======== Data for the task ========
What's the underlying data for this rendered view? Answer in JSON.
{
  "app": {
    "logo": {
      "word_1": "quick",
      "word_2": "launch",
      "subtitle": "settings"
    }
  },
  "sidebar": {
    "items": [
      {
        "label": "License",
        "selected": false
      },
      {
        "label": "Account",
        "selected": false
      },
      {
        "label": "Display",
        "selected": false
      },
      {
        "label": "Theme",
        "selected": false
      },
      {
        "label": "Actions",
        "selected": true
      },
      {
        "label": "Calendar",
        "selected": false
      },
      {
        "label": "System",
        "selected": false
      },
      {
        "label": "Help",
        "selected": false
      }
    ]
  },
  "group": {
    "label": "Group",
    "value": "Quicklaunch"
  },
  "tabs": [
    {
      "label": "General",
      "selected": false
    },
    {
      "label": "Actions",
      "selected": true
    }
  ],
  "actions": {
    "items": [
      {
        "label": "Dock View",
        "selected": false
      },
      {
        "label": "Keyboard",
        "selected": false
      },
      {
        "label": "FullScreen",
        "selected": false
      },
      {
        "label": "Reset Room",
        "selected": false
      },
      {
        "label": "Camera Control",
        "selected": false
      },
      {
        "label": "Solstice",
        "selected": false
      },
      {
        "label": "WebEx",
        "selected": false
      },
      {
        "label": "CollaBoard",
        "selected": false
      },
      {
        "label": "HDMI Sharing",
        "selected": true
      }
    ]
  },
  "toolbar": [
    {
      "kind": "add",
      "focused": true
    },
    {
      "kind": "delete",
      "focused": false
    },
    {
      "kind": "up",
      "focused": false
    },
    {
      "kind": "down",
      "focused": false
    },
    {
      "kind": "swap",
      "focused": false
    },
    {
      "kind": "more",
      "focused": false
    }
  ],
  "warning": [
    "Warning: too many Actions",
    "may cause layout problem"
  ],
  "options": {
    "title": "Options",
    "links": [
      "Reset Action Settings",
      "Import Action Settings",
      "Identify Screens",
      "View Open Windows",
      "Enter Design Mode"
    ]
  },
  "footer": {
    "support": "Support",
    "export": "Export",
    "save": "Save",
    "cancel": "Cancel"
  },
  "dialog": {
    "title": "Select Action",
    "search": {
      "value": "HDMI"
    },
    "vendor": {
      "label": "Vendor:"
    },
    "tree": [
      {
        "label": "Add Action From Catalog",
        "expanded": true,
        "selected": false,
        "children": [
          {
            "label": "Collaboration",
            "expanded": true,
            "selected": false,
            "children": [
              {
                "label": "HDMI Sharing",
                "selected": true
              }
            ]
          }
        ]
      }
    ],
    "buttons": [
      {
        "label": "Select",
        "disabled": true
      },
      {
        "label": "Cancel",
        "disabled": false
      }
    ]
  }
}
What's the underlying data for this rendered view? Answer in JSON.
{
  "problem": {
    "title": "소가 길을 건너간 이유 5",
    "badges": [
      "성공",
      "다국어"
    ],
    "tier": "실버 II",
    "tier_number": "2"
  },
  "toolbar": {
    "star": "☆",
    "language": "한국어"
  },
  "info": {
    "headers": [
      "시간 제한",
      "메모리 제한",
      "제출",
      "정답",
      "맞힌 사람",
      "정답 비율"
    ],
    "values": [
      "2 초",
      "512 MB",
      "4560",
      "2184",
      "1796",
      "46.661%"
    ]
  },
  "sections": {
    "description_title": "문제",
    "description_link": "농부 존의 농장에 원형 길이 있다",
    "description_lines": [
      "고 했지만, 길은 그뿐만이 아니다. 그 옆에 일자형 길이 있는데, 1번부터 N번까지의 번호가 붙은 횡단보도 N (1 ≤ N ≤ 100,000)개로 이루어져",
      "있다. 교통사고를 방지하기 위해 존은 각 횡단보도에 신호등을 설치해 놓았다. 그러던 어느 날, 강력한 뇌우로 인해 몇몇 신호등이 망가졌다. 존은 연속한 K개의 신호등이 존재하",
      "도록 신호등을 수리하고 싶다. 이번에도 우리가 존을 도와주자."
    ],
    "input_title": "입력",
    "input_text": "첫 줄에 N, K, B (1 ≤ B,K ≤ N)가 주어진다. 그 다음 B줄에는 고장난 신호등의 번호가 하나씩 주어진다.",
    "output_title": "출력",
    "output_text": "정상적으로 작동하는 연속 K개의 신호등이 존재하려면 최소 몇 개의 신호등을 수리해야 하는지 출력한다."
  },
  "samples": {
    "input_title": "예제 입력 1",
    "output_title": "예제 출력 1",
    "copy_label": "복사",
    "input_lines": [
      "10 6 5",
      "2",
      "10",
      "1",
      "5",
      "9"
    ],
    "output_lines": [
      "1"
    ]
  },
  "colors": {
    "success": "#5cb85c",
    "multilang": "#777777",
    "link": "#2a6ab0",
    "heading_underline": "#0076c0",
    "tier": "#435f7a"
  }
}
========
### Directions for this task
Exactly reproduce all of the entries.

### Correct answer
What's the underlying data for this rendered view? Answer in JSON.
{
  "app": {
    "logo": {
      "word_1": "quick",
      "word_2": "launch",
      "subtitle": "settings"
    }
  },
  "sidebar": {
    "items": [
      {
        "label": "License",
        "selected": false
      },
      {
        "label": "Account",
        "selected": false
      },
      {
        "label": "Display",
        "selected": false
      },
      {
        "label": "Theme",
        "selected": false
      },
      {
        "label": "Actions",
        "selected": true
      },
      {
        "label": "Calendar",
        "selected": false
      },
      {
        "label": "System",
        "selected": false
      },
      {
        "label": "Help",
        "selected": false
      }
    ]
  },
  "group": {
    "label": "Group",
    "value": "Quicklaunch"
  },
  "tabs": [
    {
      "label": "General",
      "selected": false
    },
    {
      "label": "Actions",
      "selected": true
    }
  ],
  "actions": {
    "items": [
      {
        "label": "Dock View",
        "selected": false
      },
      {
        "label": "Keyboard",
        "selected": false
      },
      {
        "label": "FullScreen",
        "selected": false
      },
      {
        "label": "Reset Room",
        "selected": false
      },
      {
        "label": "Camera Control",
        "selected": false
      },
      {
        "label": "Solstice",
        "selected": false
      },
      {
        "label": "WebEx",
        "selected": false
      },
      {
        "label": "CollaBoard",
        "selected": false
      },
      {
        "label": "HDMI Sharing",
        "selected": true
      }
    ]
  },
  "toolbar": [
    {
      "kind": "add",
      "focused": true
    },
    {
      "kind": "delete",
      "focused": false
    },
    {
      "kind": "up",
      "focused": false
    },
    {
      "kind": "down",
      "focused": false
    },
    {
      "kind": "swap",
      "focused": false
    },
    {
      "kind": "more",
      "focused": false
    }
  ],
  "warning": [
    "Warning: too many Actions",
    "may cause layout problem"
  ],
  "options": {
    "title": "Options",
    "links": [
      "Reset Action Settings",
      "Import Action Settings",
      "Identify Screens",
      "View Open Windows",
      "Enter Design Mode"
    ]
  },
  "footer": {
    "support": "Support",
    "export": "Export",
    "save": "Save",
    "cancel": "Cancel"
  },
  "dialog": {
    "title": "Select Action",
    "search": {
      "value": "HDMI"
    },
    "vendor": {
      "label": "Vendor:"
    },
    "tree": [
      {
        "label": "Add Action From Catalog",
        "expanded": true,
        "selected": false,
        "children": [
          {
            "label": "Collaboration",
            "expanded": true,
            "selected": false,
            "children": [
              {
                "label": "HDMI Sharing",
                "selected": true
              }
            ]
          }
        ]
      }
    ],
    "buttons": [
      {
        "label": "Select",
        "disabled": true
      },
      {
        "label": "Cancel",
        "disabled": false
      }
    ]
  }
}
What's the underlying data for this rendered view? Answer in JSON.
{
  "problem": {
    "title": "소가 길을 건너간 이유 5",
    "badges": [
      "성공",
      "다국어"
    ],
    "tier": "실버 II",
    "tier_number": "2"
  },
  "toolbar": {
    "star": "☆",
    "language": "한국어"
  },
  "info": {
    "headers": [
      "시간 제한",
      "메모리 제한",
      "제출",
      "정답",
      "맞힌 사람",
      "정답 비율"
    ],
    "values": [
      "2 초",
      "512 MB",
      "4560",
      "2184",
      "1796",
      "46.661%"
    ]
  },
  "sections": {
    "description_title": "문제",
    "description_link": "농부 존의 농장에 원형 길이 있다",
    "description_lines": [
      "고 했지만, 길은 그뿐만이 아니다. 그 옆에 일자형 길이 있는데, 1번부터 N번까지의 번호가 붙은 횡단보도 N (1 ≤ N ≤ 100,000)개로 이루어져",
      "있다. 교통사고를 방지하기 위해 존은 각 횡단보도에 신호등을 설치해 놓았다. 그러던 어느 날, 강력한 뇌우로 인해 몇몇 신호등이 망가졌다. 존은 연속한 K개의 신호등이 존재하",
      "도록 신호등을 수리하고 싶다. 이번에도 우리가 존을 도와주자."
    ],
    "input_title": "입력",
    "input_text": "첫 줄에 N, K, B (1 ≤ B,K ≤ N)가 주어진다. 그 다음 B줄에는 고장난 신호등의 번호가 하나씩 주어진다.",
    "output_title": "출력",
    "output_text": "정상적으로 작동하는 연속 K개의 신호등이 존재하려면 최소 몇 개의 신호등을 수리해야 하는지 출력한다."
  },
  "samples": {
    "input_title": "예제 입력 1",
    "output_title": "예제 출력 1",
    "copy_label": "복사",
    "input_lines": [
      "10 6 5",
      "2",
      "10",
      "1",
      "5",
      "9"
    ],
    "output_lines": [
      "1"
    ]
  },
  "colors": {
    "success": "#5cb85c",
    "multilang": "#777777",
    "link": "#2a6ab0",
    "heading_underline": "#0076c0",
    "tier": "#435f7a"
  }
}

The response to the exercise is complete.